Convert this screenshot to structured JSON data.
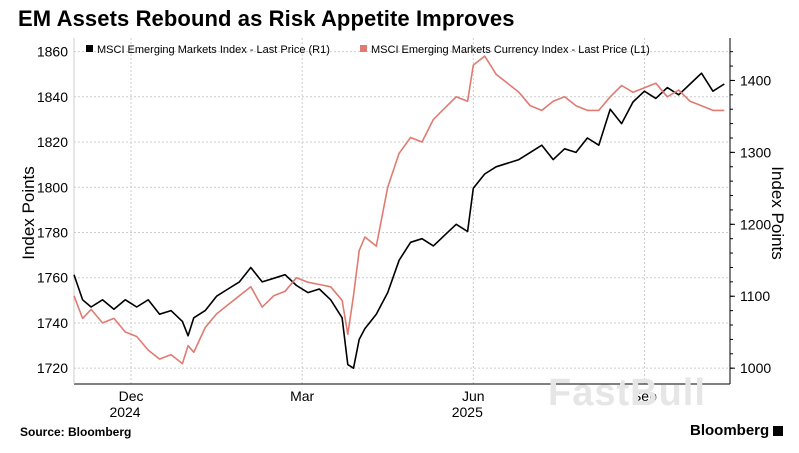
{
  "title": "EM Assets Rebound as Risk Appetite Improves",
  "source": "Source: Bloomberg",
  "brand": "Bloomberg",
  "watermark": "FastBull",
  "chart_data": {
    "type": "line",
    "ylabel_left": "Index Points",
    "ylabel_right": "Index Points",
    "yticks_left": [
      "1720",
      "1740",
      "1760",
      "1780",
      "1800",
      "1820",
      "1840",
      "1860"
    ],
    "yticks_right": [
      "1000",
      "1100",
      "1200",
      "1300",
      "1400"
    ],
    "xticks": [
      {
        "label": "Dec",
        "sublabel": "2024",
        "pos": 1
      },
      {
        "label": "Mar",
        "sublabel": "",
        "pos": 4
      },
      {
        "label": "Jun",
        "sublabel": "2025",
        "pos": 7
      },
      {
        "label": "Sep",
        "sublabel": "",
        "pos": 10
      }
    ],
    "ylim_left": [
      1713,
      1866
    ],
    "ylim_right": [
      978,
      1459
    ],
    "xlim": [
      0,
      11.5
    ],
    "grid": true,
    "legend_position": "top",
    "colors": {
      "em_index": "#000000",
      "em_currency": "#e07b72"
    },
    "series": [
      {
        "name": "MSCI Emerging Markets Index - Last Price (R1)",
        "axis": "right",
        "color": "#000000",
        "x": [
          0,
          0.15,
          0.3,
          0.5,
          0.7,
          0.9,
          1.1,
          1.3,
          1.5,
          1.7,
          1.9,
          2.0,
          2.1,
          2.3,
          2.5,
          2.7,
          2.9,
          3.1,
          3.3,
          3.5,
          3.7,
          3.9,
          4.1,
          4.3,
          4.5,
          4.7,
          4.8,
          4.9,
          5.0,
          5.1,
          5.3,
          5.5,
          5.7,
          5.9,
          6.1,
          6.3,
          6.5,
          6.7,
          6.9,
          7.0,
          7.2,
          7.4,
          7.6,
          7.8,
          8.0,
          8.2,
          8.4,
          8.6,
          8.8,
          9.0,
          9.2,
          9.4,
          9.6,
          9.8,
          10.0,
          10.2,
          10.4,
          10.6,
          10.8,
          11.0,
          11.2,
          11.4
        ],
        "values": [
          1130,
          1095,
          1085,
          1095,
          1082,
          1095,
          1085,
          1095,
          1075,
          1080,
          1065,
          1045,
          1070,
          1080,
          1100,
          1110,
          1120,
          1140,
          1120,
          1125,
          1130,
          1115,
          1105,
          1110,
          1095,
          1070,
          1005,
          1000,
          1040,
          1055,
          1075,
          1105,
          1150,
          1175,
          1180,
          1170,
          1185,
          1200,
          1190,
          1250,
          1270,
          1280,
          1285,
          1290,
          1300,
          1310,
          1290,
          1305,
          1300,
          1320,
          1310,
          1360,
          1340,
          1370,
          1385,
          1375,
          1390,
          1380,
          1395,
          1410,
          1385,
          1395
        ]
      },
      {
        "name": "MSCI Emerging Markets Currency Index - Last Price (L1)",
        "axis": "left",
        "color": "#e07b72",
        "x": [
          0,
          0.15,
          0.3,
          0.5,
          0.7,
          0.9,
          1.1,
          1.3,
          1.5,
          1.7,
          1.9,
          2.0,
          2.1,
          2.3,
          2.5,
          2.7,
          2.9,
          3.1,
          3.3,
          3.5,
          3.7,
          3.9,
          4.1,
          4.3,
          4.5,
          4.7,
          4.8,
          4.9,
          5.0,
          5.1,
          5.3,
          5.5,
          5.7,
          5.9,
          6.1,
          6.3,
          6.5,
          6.7,
          6.9,
          7.0,
          7.2,
          7.4,
          7.6,
          7.8,
          8.0,
          8.2,
          8.4,
          8.6,
          8.8,
          9.0,
          9.2,
          9.4,
          9.6,
          9.8,
          10.0,
          10.2,
          10.4,
          10.6,
          10.8,
          11.0,
          11.2,
          11.4
        ],
        "values": [
          1752,
          1742,
          1746,
          1740,
          1742,
          1736,
          1734,
          1728,
          1724,
          1726,
          1722,
          1730,
          1727,
          1738,
          1744,
          1748,
          1752,
          1756,
          1747,
          1752,
          1754,
          1760,
          1758,
          1757,
          1756,
          1750,
          1735,
          1752,
          1772,
          1778,
          1774,
          1800,
          1815,
          1822,
          1820,
          1830,
          1835,
          1840,
          1838,
          1854,
          1858,
          1850,
          1846,
          1842,
          1836,
          1834,
          1838,
          1840,
          1836,
          1834,
          1834,
          1840,
          1845,
          1842,
          1844,
          1846,
          1840,
          1843,
          1838,
          1836,
          1834,
          1834
        ]
      }
    ]
  }
}
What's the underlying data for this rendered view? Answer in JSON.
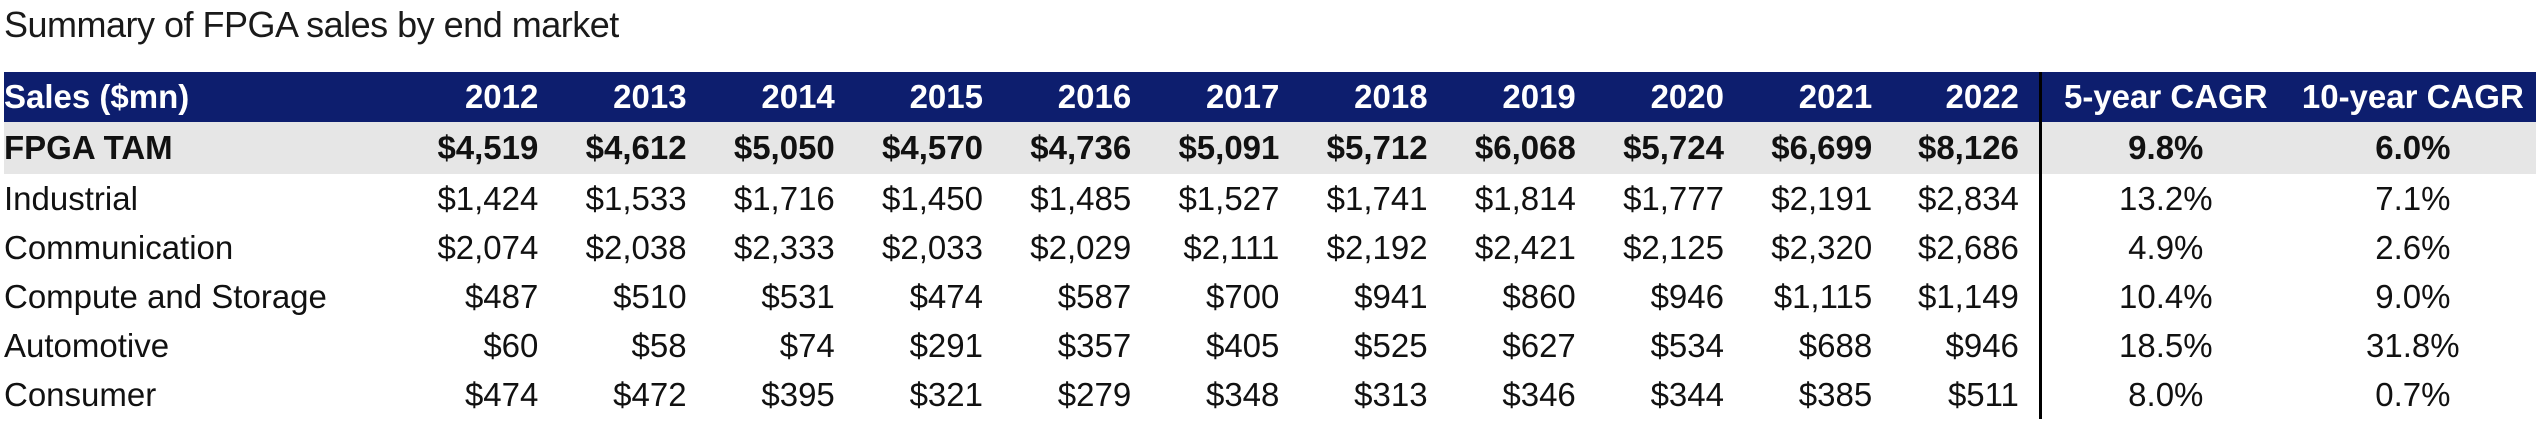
{
  "title": "Summary of FPGA sales by end market",
  "table": {
    "header": {
      "label": "Sales ($mn)",
      "years": [
        "2012",
        "2013",
        "2014",
        "2015",
        "2016",
        "2017",
        "2018",
        "2019",
        "2020",
        "2021",
        "2022"
      ],
      "cagr5": "5-year CAGR",
      "cagr10": "10-year CAGR"
    },
    "rows": [
      {
        "label": "FPGA TAM",
        "values": [
          "$4,519",
          "$4,612",
          "$5,050",
          "$4,570",
          "$4,736",
          "$5,091",
          "$5,712",
          "$6,068",
          "$5,724",
          "$6,699",
          "$8,126"
        ],
        "cagr5": "9.8%",
        "cagr10": "6.0%"
      },
      {
        "label": "Industrial",
        "values": [
          "$1,424",
          "$1,533",
          "$1,716",
          "$1,450",
          "$1,485",
          "$1,527",
          "$1,741",
          "$1,814",
          "$1,777",
          "$2,191",
          "$2,834"
        ],
        "cagr5": "13.2%",
        "cagr10": "7.1%"
      },
      {
        "label": "Communication",
        "values": [
          "$2,074",
          "$2,038",
          "$2,333",
          "$2,033",
          "$2,029",
          "$2,111",
          "$2,192",
          "$2,421",
          "$2,125",
          "$2,320",
          "$2,686"
        ],
        "cagr5": "4.9%",
        "cagr10": "2.6%"
      },
      {
        "label": "Compute and Storage",
        "values": [
          "$487",
          "$510",
          "$531",
          "$474",
          "$587",
          "$700",
          "$941",
          "$860",
          "$946",
          "$1,115",
          "$1,149"
        ],
        "cagr5": "10.4%",
        "cagr10": "9.0%"
      },
      {
        "label": "Automotive",
        "values": [
          "$60",
          "$58",
          "$74",
          "$291",
          "$357",
          "$405",
          "$525",
          "$627",
          "$534",
          "$688",
          "$946"
        ],
        "cagr5": "18.5%",
        "cagr10": "31.8%"
      },
      {
        "label": "Consumer",
        "values": [
          "$474",
          "$472",
          "$395",
          "$321",
          "$279",
          "$348",
          "$313",
          "$346",
          "$344",
          "$385",
          "$511"
        ],
        "cagr5": "8.0%",
        "cagr10": "0.7%"
      }
    ]
  },
  "colors": {
    "header_bg": "#0d1e6e",
    "header_text": "#ffffff",
    "total_row_bg": "#e6e6e6",
    "divider": "#000000"
  }
}
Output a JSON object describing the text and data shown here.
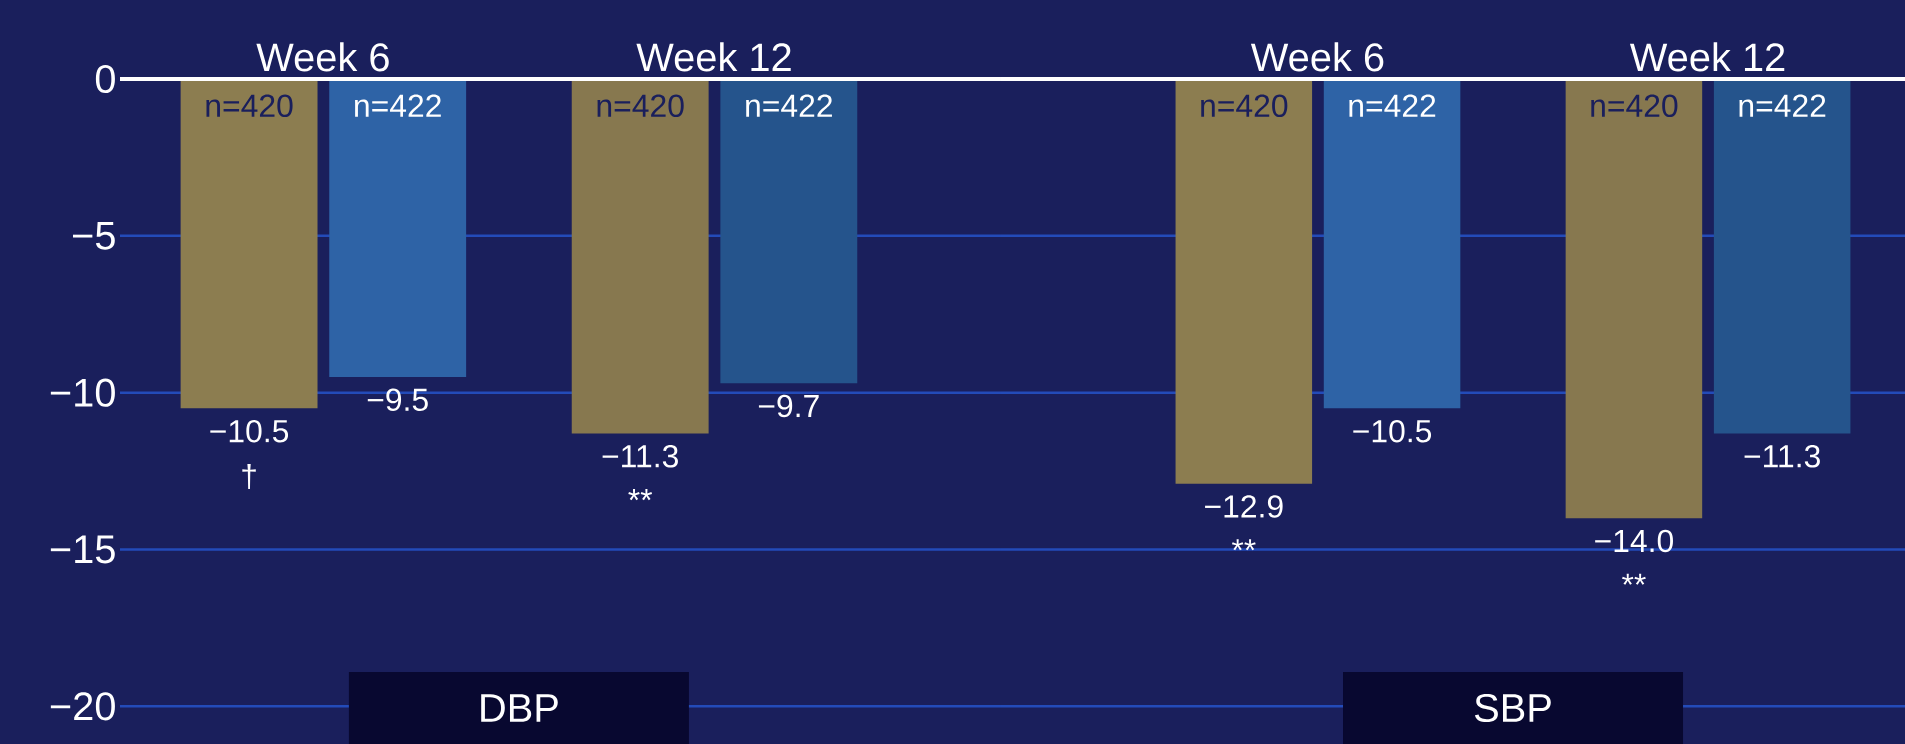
{
  "chart_data": [
    {
      "type": "bar",
      "xlabel": "DBP",
      "categories": [
        "Week 6",
        "Week 12"
      ],
      "series": [
        {
          "colors": [
            "#8c7d50",
            "#87784f"
          ],
          "values": [
            -10.5,
            -11.3
          ],
          "value_labels": [
            "−10.5",
            "−11.3"
          ]
        },
        {
          "colors": [
            "#2e63a6",
            "#25548c"
          ],
          "values": [
            -9.5,
            -9.7
          ],
          "value_labels": [
            "−9.5",
            "−9.7"
          ]
        }
      ],
      "annotations": [
        "n=420",
        "n=422",
        "n=420",
        "n=422",
        "†",
        "**"
      ],
      "ylim": [
        -21.2,
        0
      ],
      "yticks": [
        0,
        {
          "value": -5,
          "label": "−5"
        },
        {
          "value": -10,
          "label": "−10"
        },
        {
          "value": -15,
          "label": "−15"
        },
        {
          "value": -20,
          "label": "−20"
        }
      ],
      "grid": "y"
    },
    {
      "type": "bar",
      "xlabel": "SBP",
      "categories": [
        "Week 6",
        "Week 12"
      ],
      "series": [
        {
          "colors": [
            "#8c7d50",
            "#87784f"
          ],
          "values": [
            -12.9,
            -14.0
          ],
          "value_labels": [
            "−12.9",
            "−14.0"
          ]
        },
        {
          "colors": [
            "#2e63a6",
            "#25548c"
          ],
          "values": [
            -10.5,
            -11.3
          ],
          "value_labels": [
            "−10.5",
            "−11.3"
          ]
        }
      ],
      "annotations": [
        "n=420",
        "n=422",
        "n=420",
        "n=422",
        "**",
        "**"
      ],
      "ylim": [
        -21.2,
        0
      ],
      "yticks": [
        0,
        -5,
        -10,
        -15,
        -20
      ],
      "grid": "y",
      "tick_labels": "x"
    }
  ]
}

********************

SHORT PROBLEM: Copy out every line in the entries above that holds "name".

RESULT OF THIS EXERCISE:
        "name": "MSCI Emerging Markets Index - Last Price (R1)",
        "name": "MSCI Emerging Markets Currency Index - Last Price (L1)",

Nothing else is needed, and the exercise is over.